REQUIREMENTS:
Starting at the beginning of the items and ending at the line that contains "operator: = <box>453 1862 499 1891</box>", both included, can you give them as a Markdown table with a Row column numbering each line and an Item line column holding the line, with blank lines omitted?

DATA TO PROCESS:

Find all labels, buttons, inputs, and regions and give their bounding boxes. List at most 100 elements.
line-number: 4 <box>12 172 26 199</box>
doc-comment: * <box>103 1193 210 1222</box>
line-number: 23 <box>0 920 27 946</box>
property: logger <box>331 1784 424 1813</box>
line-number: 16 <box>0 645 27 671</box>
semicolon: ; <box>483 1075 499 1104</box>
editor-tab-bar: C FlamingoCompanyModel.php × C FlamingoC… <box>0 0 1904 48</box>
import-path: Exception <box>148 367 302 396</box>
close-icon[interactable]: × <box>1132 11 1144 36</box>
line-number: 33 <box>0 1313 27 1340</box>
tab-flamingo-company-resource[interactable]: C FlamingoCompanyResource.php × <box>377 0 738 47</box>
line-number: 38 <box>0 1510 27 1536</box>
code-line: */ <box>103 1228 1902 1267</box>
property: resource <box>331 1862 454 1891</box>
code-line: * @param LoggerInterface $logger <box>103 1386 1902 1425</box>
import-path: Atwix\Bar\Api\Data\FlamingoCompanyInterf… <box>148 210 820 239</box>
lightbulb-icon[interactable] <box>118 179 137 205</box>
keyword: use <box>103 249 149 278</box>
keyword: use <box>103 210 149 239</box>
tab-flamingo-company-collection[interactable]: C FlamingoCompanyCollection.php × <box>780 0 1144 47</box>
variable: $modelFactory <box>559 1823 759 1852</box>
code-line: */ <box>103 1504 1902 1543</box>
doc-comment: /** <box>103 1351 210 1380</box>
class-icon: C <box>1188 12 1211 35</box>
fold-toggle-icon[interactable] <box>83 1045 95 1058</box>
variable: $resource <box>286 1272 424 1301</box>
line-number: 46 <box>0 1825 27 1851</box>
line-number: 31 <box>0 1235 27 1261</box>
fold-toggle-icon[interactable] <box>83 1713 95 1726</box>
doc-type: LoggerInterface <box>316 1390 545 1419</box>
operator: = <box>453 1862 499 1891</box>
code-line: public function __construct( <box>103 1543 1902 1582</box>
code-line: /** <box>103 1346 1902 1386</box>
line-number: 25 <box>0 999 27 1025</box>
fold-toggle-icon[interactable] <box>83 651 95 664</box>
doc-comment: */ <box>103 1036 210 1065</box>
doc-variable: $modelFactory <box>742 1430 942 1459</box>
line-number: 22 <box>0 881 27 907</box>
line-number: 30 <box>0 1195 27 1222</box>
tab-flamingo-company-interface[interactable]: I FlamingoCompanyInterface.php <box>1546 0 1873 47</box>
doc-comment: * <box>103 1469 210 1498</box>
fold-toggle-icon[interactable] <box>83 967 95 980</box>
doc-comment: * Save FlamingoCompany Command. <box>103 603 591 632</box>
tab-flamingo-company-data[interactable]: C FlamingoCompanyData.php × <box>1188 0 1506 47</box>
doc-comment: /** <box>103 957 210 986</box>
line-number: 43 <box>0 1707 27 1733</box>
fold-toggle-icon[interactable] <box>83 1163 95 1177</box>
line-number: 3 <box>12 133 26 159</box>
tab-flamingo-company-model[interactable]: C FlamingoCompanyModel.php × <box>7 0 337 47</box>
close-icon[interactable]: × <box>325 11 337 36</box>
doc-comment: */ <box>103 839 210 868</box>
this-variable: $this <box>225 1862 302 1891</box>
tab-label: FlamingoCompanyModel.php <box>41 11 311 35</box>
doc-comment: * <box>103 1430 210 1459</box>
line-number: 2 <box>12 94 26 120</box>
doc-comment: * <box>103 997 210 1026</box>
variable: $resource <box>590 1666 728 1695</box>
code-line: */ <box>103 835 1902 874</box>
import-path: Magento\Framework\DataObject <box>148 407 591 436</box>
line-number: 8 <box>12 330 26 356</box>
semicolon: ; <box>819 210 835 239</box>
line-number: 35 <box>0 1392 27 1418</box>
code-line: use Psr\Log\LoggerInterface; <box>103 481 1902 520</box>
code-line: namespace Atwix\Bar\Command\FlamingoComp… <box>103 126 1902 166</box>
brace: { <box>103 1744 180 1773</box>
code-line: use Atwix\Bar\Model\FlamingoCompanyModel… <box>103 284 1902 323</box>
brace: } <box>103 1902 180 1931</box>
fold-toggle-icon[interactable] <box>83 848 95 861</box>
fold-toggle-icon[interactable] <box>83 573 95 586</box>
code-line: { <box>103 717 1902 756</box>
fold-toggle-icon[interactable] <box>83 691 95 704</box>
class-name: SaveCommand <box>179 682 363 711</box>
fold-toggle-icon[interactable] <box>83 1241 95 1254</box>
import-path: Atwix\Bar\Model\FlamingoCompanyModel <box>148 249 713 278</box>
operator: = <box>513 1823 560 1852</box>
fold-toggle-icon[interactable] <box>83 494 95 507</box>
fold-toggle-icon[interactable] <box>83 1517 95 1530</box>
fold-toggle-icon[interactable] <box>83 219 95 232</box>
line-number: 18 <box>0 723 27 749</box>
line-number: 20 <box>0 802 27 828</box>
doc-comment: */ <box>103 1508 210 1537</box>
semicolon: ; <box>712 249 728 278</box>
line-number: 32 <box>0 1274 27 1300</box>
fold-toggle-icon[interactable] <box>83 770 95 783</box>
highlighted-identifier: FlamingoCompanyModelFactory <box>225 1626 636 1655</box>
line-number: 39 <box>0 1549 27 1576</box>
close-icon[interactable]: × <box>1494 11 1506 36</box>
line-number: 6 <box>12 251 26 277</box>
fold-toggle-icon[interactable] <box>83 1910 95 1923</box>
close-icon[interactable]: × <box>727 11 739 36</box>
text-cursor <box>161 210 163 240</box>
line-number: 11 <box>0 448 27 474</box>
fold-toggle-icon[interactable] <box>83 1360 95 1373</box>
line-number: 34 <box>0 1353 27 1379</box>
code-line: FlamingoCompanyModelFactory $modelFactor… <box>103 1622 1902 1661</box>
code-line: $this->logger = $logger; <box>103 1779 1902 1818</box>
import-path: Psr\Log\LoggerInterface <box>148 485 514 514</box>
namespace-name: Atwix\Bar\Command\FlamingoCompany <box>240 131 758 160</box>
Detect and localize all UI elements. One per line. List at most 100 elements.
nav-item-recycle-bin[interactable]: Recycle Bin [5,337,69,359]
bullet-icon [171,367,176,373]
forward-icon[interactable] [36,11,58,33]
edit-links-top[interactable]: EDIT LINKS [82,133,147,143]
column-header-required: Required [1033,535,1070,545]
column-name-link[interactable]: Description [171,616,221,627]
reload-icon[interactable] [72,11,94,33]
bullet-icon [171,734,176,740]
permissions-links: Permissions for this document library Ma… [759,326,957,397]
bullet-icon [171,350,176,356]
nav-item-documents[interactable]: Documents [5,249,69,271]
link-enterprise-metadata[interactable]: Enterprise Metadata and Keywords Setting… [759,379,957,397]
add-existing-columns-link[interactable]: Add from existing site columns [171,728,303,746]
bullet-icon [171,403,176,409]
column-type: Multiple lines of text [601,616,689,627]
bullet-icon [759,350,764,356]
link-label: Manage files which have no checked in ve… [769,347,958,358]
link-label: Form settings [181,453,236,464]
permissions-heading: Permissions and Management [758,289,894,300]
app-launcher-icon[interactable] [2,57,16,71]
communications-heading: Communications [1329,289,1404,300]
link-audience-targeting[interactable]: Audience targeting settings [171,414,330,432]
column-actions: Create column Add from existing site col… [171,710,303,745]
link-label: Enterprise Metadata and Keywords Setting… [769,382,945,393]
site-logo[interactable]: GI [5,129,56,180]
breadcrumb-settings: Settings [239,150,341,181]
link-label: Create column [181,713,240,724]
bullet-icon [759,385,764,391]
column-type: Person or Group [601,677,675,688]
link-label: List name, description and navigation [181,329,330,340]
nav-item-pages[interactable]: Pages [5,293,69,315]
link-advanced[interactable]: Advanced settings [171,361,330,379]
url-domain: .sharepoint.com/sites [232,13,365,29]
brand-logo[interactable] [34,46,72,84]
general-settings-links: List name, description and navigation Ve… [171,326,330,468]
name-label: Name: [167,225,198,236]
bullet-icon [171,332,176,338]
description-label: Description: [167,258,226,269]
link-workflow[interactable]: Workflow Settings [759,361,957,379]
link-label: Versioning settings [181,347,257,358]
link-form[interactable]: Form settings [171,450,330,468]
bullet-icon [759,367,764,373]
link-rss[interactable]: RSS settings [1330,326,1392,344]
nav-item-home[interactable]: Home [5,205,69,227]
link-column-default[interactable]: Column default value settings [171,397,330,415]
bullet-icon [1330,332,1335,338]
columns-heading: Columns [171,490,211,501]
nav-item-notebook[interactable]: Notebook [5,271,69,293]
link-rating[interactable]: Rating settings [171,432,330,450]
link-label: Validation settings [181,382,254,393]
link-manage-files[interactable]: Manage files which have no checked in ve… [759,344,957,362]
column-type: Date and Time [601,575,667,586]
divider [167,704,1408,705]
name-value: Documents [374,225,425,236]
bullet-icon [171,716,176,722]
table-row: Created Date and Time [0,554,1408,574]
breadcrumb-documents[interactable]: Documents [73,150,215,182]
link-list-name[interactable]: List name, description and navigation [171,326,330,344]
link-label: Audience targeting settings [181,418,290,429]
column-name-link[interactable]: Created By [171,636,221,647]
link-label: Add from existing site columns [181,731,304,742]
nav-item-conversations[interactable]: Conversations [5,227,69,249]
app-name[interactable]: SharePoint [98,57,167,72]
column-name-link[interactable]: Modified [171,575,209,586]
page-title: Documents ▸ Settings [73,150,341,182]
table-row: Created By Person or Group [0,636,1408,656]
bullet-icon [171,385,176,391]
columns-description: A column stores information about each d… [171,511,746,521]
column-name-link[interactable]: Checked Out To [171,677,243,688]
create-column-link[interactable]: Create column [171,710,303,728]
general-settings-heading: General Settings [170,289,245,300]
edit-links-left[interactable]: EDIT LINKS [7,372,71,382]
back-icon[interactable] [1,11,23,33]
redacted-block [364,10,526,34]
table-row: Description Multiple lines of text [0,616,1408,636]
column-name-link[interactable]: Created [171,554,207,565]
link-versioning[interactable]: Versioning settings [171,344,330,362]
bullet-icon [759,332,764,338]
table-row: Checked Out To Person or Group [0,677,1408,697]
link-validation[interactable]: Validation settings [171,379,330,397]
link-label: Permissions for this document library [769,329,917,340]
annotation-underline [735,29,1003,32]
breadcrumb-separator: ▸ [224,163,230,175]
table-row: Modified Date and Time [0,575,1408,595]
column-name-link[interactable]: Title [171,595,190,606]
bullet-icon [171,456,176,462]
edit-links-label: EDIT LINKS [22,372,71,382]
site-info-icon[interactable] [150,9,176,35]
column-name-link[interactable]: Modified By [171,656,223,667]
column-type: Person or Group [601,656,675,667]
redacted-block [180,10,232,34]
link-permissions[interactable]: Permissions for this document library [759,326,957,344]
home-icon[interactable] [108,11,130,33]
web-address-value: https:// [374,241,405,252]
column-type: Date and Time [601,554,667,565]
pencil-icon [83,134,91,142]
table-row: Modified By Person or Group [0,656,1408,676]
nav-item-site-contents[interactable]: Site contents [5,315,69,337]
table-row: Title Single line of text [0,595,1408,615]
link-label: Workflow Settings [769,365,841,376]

COMPLETE RESPONSE:
| Row | Item line |
|---|---|
| 1 | Find all labels, buttons, inputs, and regions and give their bounding boxes. List at most 100 elements. |
| 2 | line-number: 4 <box>12 172 26 199</box> |
| 3 | doc-comment: * <box>103 1193 210 1222</box> |
| 4 | line-number: 23 <box>0 920 27 946</box> |
| 5 | property: logger <box>331 1784 424 1813</box> |
| 6 | line-number: 16 <box>0 645 27 671</box> |
| 7 | semicolon: ; <box>483 1075 499 1104</box> |
| 8 | editor-tab-bar: C FlamingoCompanyModel.php × C FlamingoC… <box>0 0 1904 48</box> |
| 9 | import-path: Exception <box>148 367 302 396</box> |
| 10 | close-icon[interactable]: × <box>1132 11 1144 36</box> |
| 11 | line-number: 33 <box>0 1313 27 1340</box> |
| 12 | tab-flamingo-company-resource[interactable]: C FlamingoCompanyResource.php × <box>377 0 738 47</box> |
| 13 | line-number: 38 <box>0 1510 27 1536</box> |
| 14 | code-line: */ <box>103 1228 1902 1267</box> |
| 15 | property: resource <box>331 1862 454 1891</box> |
| 16 | code-line: * @param LoggerInterface $logger <box>103 1386 1902 1425</box> |
| 17 | import-path: Atwix\Bar\Api\Data\FlamingoCompanyInterf… <box>148 210 820 239</box> |
| 18 | lightbulb-icon[interactable] <box>118 179 137 205</box> |
| 19 | keyword: use <box>103 249 149 278</box> |
| 20 | keyword: use <box>103 210 149 239</box> |
| 21 | tab-flamingo-company-collection[interactable]: C FlamingoCompanyCollection.php × <box>780 0 1144 47</box> |
| 22 | variable: $modelFactory <box>559 1823 759 1852</box> |
| 23 | code-line: */ <box>103 1504 1902 1543</box> |
| 24 | doc-comment: /** <box>103 1351 210 1380</box> |
| 25 | class-icon: C <box>1188 12 1211 35</box> |
| 26 | fold-toggle-icon[interactable] <box>83 1045 95 1058</box> |
| 27 | variable: $resource <box>286 1272 424 1301</box> |
| 28 | line-number: 46 <box>0 1825 27 1851</box> |
| 29 | line-number: 31 <box>0 1235 27 1261</box> |
| 30 | fold-toggle-icon[interactable] <box>83 1713 95 1726</box> |
| 31 | doc-type: LoggerInterface <box>316 1390 545 1419</box> |
| 32 | operator: = <box>453 1862 499 1891</box> |